>> Begin Given entries

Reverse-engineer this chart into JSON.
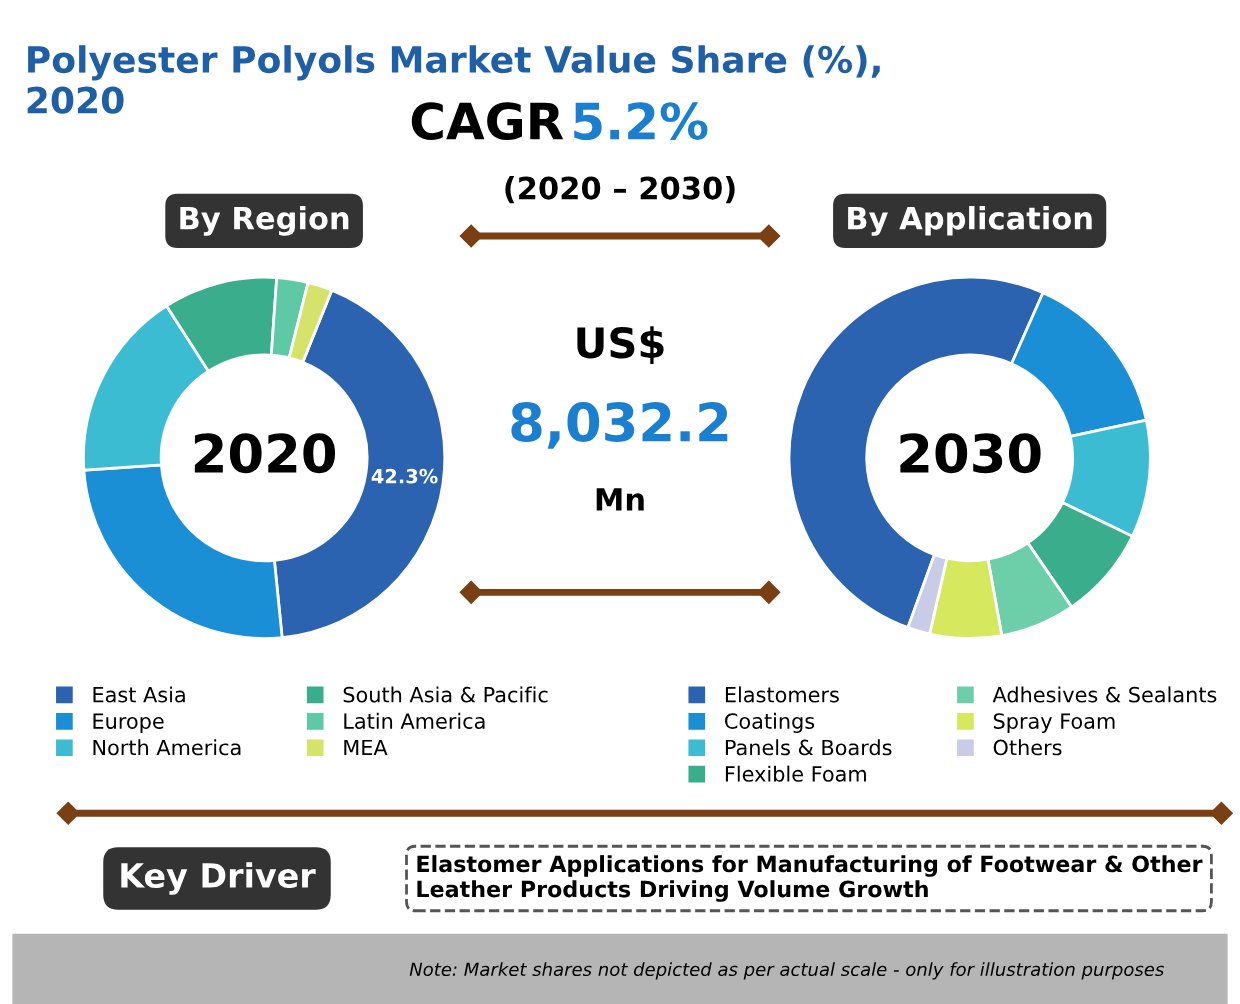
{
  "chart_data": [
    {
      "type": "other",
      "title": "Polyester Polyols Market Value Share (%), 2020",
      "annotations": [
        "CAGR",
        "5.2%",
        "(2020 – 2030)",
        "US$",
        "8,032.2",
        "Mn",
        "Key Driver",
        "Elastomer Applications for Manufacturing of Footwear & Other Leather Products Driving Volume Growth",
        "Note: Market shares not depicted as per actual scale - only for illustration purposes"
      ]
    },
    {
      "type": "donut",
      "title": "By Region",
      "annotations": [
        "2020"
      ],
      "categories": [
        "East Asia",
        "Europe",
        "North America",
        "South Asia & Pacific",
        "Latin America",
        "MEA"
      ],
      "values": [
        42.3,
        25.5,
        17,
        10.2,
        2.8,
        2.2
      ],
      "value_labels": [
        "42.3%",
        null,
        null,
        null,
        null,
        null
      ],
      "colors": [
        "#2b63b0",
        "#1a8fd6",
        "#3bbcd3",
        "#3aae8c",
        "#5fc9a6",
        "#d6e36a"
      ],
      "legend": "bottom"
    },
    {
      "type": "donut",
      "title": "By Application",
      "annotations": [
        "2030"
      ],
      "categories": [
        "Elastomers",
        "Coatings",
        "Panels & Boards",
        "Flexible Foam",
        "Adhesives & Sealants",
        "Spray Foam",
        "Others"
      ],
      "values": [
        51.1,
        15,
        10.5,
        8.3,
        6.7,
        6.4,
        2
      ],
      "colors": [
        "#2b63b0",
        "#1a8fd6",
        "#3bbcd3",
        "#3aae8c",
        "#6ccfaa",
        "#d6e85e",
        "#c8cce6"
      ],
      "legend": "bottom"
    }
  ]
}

>> End Given entries

Required task: Print each entry shown above with exact wording and no pictures.

Task solution:
Reverse-engineer this chart into JSON.
{
  "chart_data": [
    {
      "type": "other",
      "title": "Polyester Polyols Market Value Share (%), 2020",
      "annotations": [
        "CAGR",
        "5.2%",
        "(2020 – 2030)",
        "US$",
        "8,032.2",
        "Mn",
        "Key Driver",
        "Elastomer Applications for Manufacturing of Footwear & Other Leather Products Driving Volume Growth",
        "Note: Market shares not depicted as per actual scale - only for illustration purposes"
      ]
    },
    {
      "type": "donut",
      "title": "By Region",
      "annotations": [
        "2020"
      ],
      "categories": [
        "East Asia",
        "Europe",
        "North America",
        "South Asia & Pacific",
        "Latin America",
        "MEA"
      ],
      "values": [
        42.3,
        25.5,
        17,
        10.2,
        2.8,
        2.2
      ],
      "value_labels": [
        "42.3%",
        null,
        null,
        null,
        null,
        null
      ],
      "colors": [
        "#2b63b0",
        "#1a8fd6",
        "#3bbcd3",
        "#3aae8c",
        "#5fc9a6",
        "#d6e36a"
      ],
      "legend": "bottom"
    },
    {
      "type": "donut",
      "title": "By Application",
      "annotations": [
        "2030"
      ],
      "categories": [
        "Elastomers",
        "Coatings",
        "Panels & Boards",
        "Flexible Foam",
        "Adhesives & Sealants",
        "Spray Foam",
        "Others"
      ],
      "values": [
        51.1,
        15,
        10.5,
        8.3,
        6.7,
        6.4,
        2
      ],
      "colors": [
        "#2b63b0",
        "#1a8fd6",
        "#3bbcd3",
        "#3aae8c",
        "#6ccfaa",
        "#d6e85e",
        "#c8cce6"
      ],
      "legend": "bottom"
    }
  ]
}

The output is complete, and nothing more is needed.